Problem statement:
All entries should be output exactly as they stand.

-- start of Excerpted data --

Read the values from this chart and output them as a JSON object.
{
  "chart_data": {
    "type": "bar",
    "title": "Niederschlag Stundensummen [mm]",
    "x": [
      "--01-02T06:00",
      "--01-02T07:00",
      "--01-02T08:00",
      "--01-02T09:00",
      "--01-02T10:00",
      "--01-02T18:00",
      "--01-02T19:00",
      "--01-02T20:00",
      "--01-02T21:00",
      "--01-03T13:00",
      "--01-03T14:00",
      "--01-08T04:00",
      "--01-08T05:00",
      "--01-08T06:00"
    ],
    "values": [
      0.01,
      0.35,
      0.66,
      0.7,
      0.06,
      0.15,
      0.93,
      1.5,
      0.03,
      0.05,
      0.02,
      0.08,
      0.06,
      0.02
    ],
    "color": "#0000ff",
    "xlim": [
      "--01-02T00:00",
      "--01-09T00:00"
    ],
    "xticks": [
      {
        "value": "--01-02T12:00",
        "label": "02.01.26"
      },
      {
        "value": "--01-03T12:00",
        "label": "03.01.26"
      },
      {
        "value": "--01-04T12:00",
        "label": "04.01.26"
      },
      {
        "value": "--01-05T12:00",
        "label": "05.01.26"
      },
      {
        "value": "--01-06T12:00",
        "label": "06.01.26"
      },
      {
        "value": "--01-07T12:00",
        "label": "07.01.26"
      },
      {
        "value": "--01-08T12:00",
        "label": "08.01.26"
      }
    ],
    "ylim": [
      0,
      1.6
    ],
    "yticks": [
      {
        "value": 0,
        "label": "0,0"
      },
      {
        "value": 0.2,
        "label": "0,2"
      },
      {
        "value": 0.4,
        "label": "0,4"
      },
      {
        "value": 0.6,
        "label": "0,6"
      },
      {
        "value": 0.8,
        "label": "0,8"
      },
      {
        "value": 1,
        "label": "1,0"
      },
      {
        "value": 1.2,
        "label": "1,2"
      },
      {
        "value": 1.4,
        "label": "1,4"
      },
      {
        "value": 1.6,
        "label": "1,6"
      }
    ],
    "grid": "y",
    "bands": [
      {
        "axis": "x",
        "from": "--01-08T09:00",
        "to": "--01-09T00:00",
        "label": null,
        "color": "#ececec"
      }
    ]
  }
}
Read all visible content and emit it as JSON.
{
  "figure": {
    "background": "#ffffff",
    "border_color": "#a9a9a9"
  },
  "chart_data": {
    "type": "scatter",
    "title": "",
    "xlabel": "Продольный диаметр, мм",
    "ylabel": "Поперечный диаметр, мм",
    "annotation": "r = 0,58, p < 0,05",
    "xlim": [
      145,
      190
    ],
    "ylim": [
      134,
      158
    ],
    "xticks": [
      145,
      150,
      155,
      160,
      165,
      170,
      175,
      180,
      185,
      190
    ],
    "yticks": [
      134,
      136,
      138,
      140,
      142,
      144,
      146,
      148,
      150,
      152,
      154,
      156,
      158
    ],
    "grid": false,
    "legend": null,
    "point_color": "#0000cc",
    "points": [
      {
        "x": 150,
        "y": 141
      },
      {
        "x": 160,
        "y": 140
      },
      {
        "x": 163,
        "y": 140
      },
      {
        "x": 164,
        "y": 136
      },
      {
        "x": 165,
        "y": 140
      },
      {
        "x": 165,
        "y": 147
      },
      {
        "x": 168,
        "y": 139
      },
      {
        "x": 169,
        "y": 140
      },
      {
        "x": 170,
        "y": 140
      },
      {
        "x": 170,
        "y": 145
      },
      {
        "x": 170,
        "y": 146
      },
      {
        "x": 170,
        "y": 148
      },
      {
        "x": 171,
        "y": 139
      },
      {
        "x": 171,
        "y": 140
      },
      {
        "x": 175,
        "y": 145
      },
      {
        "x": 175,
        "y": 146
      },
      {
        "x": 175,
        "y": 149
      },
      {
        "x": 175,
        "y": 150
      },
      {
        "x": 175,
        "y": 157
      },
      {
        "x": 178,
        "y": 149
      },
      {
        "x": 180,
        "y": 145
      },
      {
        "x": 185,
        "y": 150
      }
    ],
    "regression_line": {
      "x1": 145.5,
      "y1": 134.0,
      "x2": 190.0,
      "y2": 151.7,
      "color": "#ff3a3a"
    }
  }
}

-- end of Excerpted data --

Full answer:
Read the values from this chart and output them as a JSON object.
{
  "chart_data": {
    "type": "bar",
    "title": "Niederschlag Stundensummen [mm]",
    "x": [
      "--01-02T06:00",
      "--01-02T07:00",
      "--01-02T08:00",
      "--01-02T09:00",
      "--01-02T10:00",
      "--01-02T18:00",
      "--01-02T19:00",
      "--01-02T20:00",
      "--01-02T21:00",
      "--01-03T13:00",
      "--01-03T14:00",
      "--01-08T04:00",
      "--01-08T05:00",
      "--01-08T06:00"
    ],
    "values": [
      0.01,
      0.35,
      0.66,
      0.7,
      0.06,
      0.15,
      0.93,
      1.5,
      0.03,
      0.05,
      0.02,
      0.08,
      0.06,
      0.02
    ],
    "color": "#0000ff",
    "xlim": [
      "--01-02T00:00",
      "--01-09T00:00"
    ],
    "xticks": [
      {
        "value": "--01-02T12:00",
        "label": "02.01.26"
      },
      {
        "value": "--01-03T12:00",
        "label": "03.01.26"
      },
      {
        "value": "--01-04T12:00",
        "label": "04.01.26"
      },
      {
        "value": "--01-05T12:00",
        "label": "05.01.26"
      },
      {
        "value": "--01-06T12:00",
        "label": "06.01.26"
      },
      {
        "value": "--01-07T12:00",
        "label": "07.01.26"
      },
      {
        "value": "--01-08T12:00",
        "label": "08.01.26"
      }
    ],
    "ylim": [
      0,
      1.6
    ],
    "yticks": [
      {
        "value": 0,
        "label": "0,0"
      },
      {
        "value": 0.2,
        "label": "0,2"
      },
      {
        "value": 0.4,
        "label": "0,4"
      },
      {
        "value": 0.6,
        "label": "0,6"
      },
      {
        "value": 0.8,
        "label": "0,8"
      },
      {
        "value": 1,
        "label": "1,0"
      },
      {
        "value": 1.2,
        "label": "1,2"
      },
      {
        "value": 1.4,
        "label": "1,4"
      },
      {
        "value": 1.6,
        "label": "1,6"
      }
    ],
    "grid": "y",
    "bands": [
      {
        "axis": "x",
        "from": "--01-08T09:00",
        "to": "--01-09T00:00",
        "label": null,
        "color": "#ececec"
      }
    ]
  }
}
Read all visible content and emit it as JSON.
{
  "figure": {
    "background": "#ffffff",
    "border_color": "#a9a9a9"
  },
  "chart_data": {
    "type": "scatter",
    "title": "",
    "xlabel": "Продольный диаметр, мм",
    "ylabel": "Поперечный диаметр, мм",
    "annotation": "r = 0,58, p < 0,05",
    "xlim": [
      145,
      190
    ],
    "ylim": [
      134,
      158
    ],
    "xticks": [
      145,
      150,
      155,
      160,
      165,
      170,
      175,
      180,
      185,
      190
    ],
    "yticks": [
      134,
      136,
      138,
      140,
      142,
      144,
      146,
      148,
      150,
      152,
      154,
      156,
      158
    ],
    "grid": false,
    "legend": null,
    "point_color": "#0000cc",
    "points": [
      {
        "x": 150,
        "y": 141
      },
      {
        "x": 160,
        "y": 140
      },
      {
        "x": 163,
        "y": 140
      },
      {
        "x": 164,
        "y": 136
      },
      {
        "x": 165,
        "y": 140
      },
      {
        "x": 165,
        "y": 147
      },
      {
        "x": 168,
        "y": 139
      },
      {
        "x": 169,
        "y": 140
      },
      {
        "x": 170,
        "y": 140
      },
      {
        "x": 170,
        "y": 145
      },
      {
        "x": 170,
        "y": 146
      },
      {
        "x": 170,
        "y": 148
      },
      {
        "x": 171,
        "y": 139
      },
      {
        "x": 171,
        "y": 140
      },
      {
        "x": 175,
        "y": 145
      },
      {
        "x": 175,
        "y": 146
      },
      {
        "x": 175,
        "y": 149
      },
      {
        "x": 175,
        "y": 150
      },
      {
        "x": 175,
        "y": 157
      },
      {
        "x": 178,
        "y": 149
      },
      {
        "x": 180,
        "y": 145
      },
      {
        "x": 185,
        "y": 150
      }
    ],
    "regression_line": {
      "x1": 145.5,
      "y1": 134.0,
      "x2": 190.0,
      "y2": 151.7,
      "color": "#ff3a3a"
    }
  }
}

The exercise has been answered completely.